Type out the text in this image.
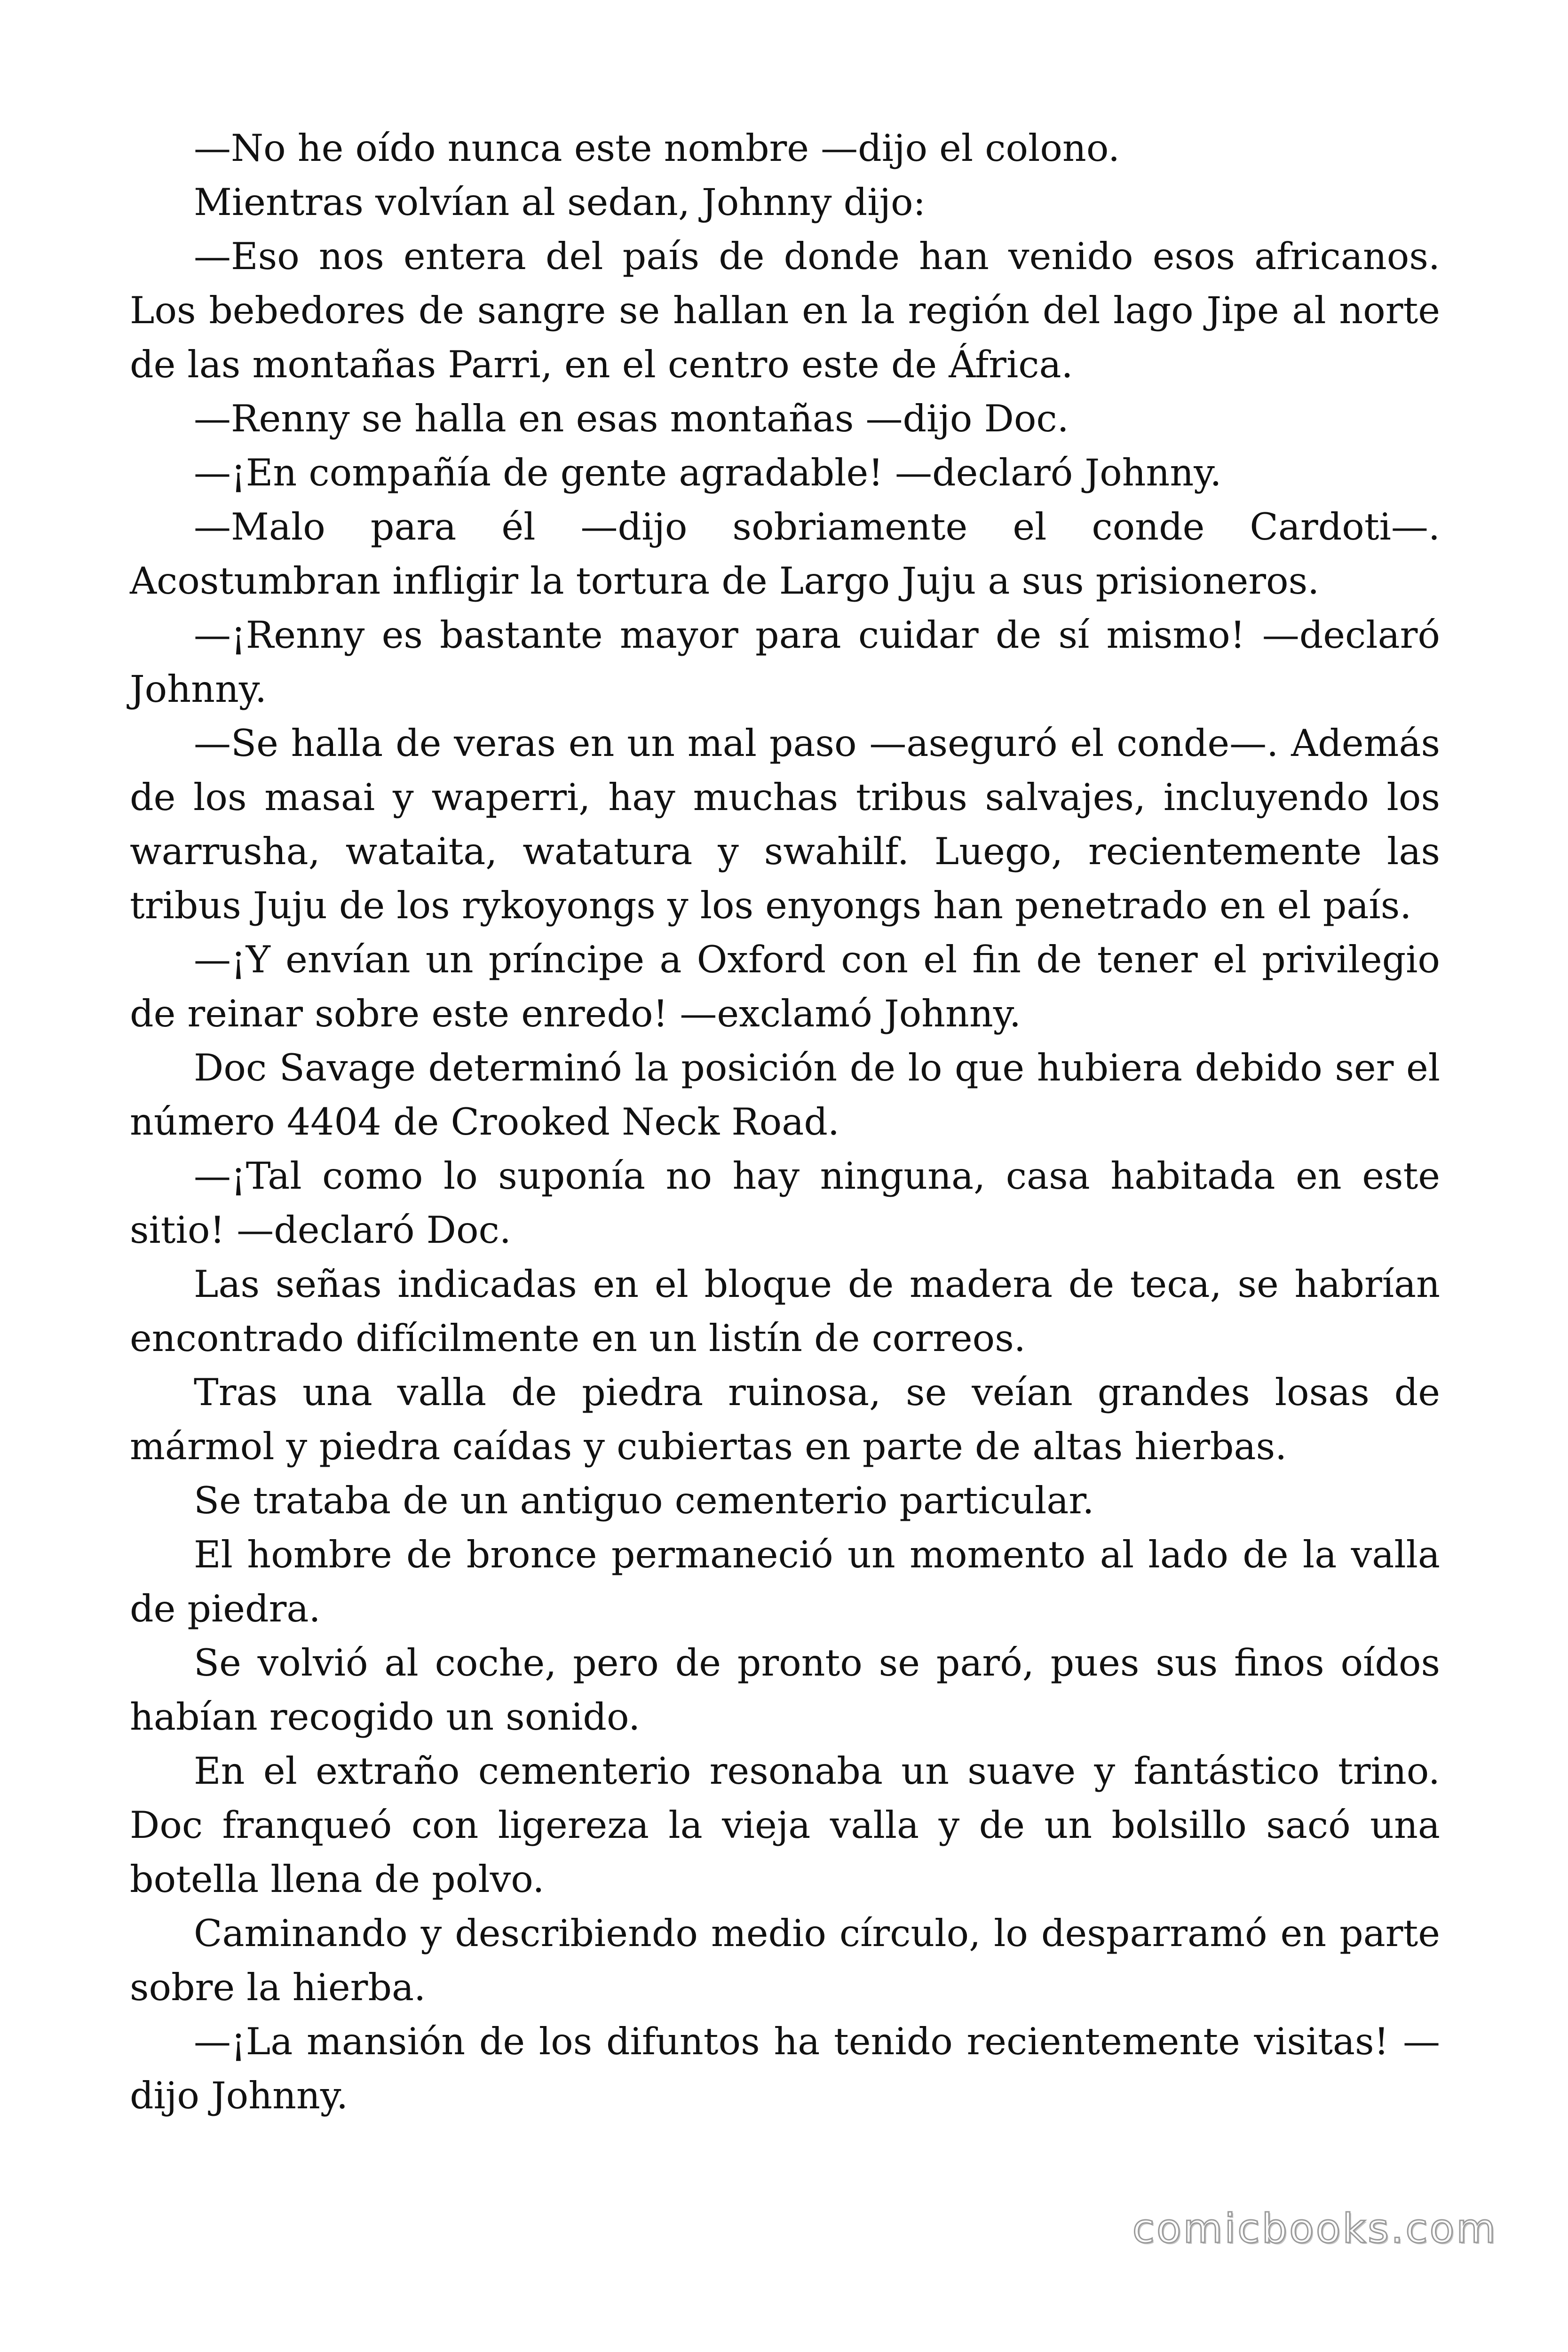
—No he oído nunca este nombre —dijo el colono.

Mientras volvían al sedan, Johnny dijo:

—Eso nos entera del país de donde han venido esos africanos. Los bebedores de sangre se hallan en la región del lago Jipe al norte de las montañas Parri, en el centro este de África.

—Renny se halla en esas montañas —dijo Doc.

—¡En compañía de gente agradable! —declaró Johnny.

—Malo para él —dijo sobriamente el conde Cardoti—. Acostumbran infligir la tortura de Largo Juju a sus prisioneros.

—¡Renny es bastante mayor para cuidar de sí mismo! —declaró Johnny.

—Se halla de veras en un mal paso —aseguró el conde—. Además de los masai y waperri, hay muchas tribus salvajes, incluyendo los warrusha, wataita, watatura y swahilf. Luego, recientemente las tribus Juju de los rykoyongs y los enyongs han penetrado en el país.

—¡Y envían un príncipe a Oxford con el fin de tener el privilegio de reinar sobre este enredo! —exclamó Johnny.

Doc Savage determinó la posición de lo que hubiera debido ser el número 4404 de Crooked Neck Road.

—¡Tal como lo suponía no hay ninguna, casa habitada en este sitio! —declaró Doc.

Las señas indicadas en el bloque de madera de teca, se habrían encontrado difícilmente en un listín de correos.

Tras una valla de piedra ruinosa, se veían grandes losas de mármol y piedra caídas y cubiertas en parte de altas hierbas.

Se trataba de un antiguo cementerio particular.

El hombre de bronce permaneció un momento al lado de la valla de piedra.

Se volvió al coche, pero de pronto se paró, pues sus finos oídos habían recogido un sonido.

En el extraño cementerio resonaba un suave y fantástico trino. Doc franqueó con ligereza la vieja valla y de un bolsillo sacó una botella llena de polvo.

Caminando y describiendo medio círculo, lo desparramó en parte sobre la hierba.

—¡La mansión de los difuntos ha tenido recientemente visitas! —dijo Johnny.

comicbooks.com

* [Stated goal]:
Restate each entry word for word, leaving out any pictures.

* [Output]:
Type out the text in this image.
—No he oído nunca este nombre —dijo el colono.

Mientras volvían al sedan, Johnny dijo:

—Eso nos entera del país de donde han venido esos africanos. Los bebedores de sangre se hallan en la región del lago Jipe al norte de las montañas Parri, en el centro este de África.

—Renny se halla en esas montañas —dijo Doc.

—¡En compañía de gente agradable! —declaró Johnny.

—Malo para él —dijo sobriamente el conde Cardoti—. Acostumbran infligir la tortura de Largo Juju a sus prisioneros.

—¡Renny es bastante mayor para cuidar de sí mismo! —declaró Johnny.

—Se halla de veras en un mal paso —aseguró el conde—. Además de los masai y waperri, hay muchas tribus salvajes, incluyendo los warrusha, wataita, watatura y swahilf. Luego, recientemente las tribus Juju de los rykoyongs y los enyongs han penetrado en el país.

—¡Y envían un príncipe a Oxford con el fin de tener el privilegio de reinar sobre este enredo! —exclamó Johnny.

Doc Savage determinó la posición de lo que hubiera debido ser el número 4404 de Crooked Neck Road.

—¡Tal como lo suponía no hay ninguna, casa habitada en este sitio! —declaró Doc.

Las señas indicadas en el bloque de madera de teca, se habrían encontrado difícilmente en un listín de correos.

Tras una valla de piedra ruinosa, se veían grandes losas de mármol y piedra caídas y cubiertas en parte de altas hierbas.

Se trataba de un antiguo cementerio particular.

El hombre de bronce permaneció un momento al lado de la valla de piedra.

Se volvió al coche, pero de pronto se paró, pues sus finos oídos habían recogido un sonido.

En el extraño cementerio resonaba un suave y fantástico trino. Doc franqueó con ligereza la vieja valla y de un bolsillo sacó una botella llena de polvo.

Caminando y describiendo medio círculo, lo desparramó en parte sobre la hierba.

—¡La mansión de los difuntos ha tenido recientemente visitas! —dijo Johnny.

comicbooks.com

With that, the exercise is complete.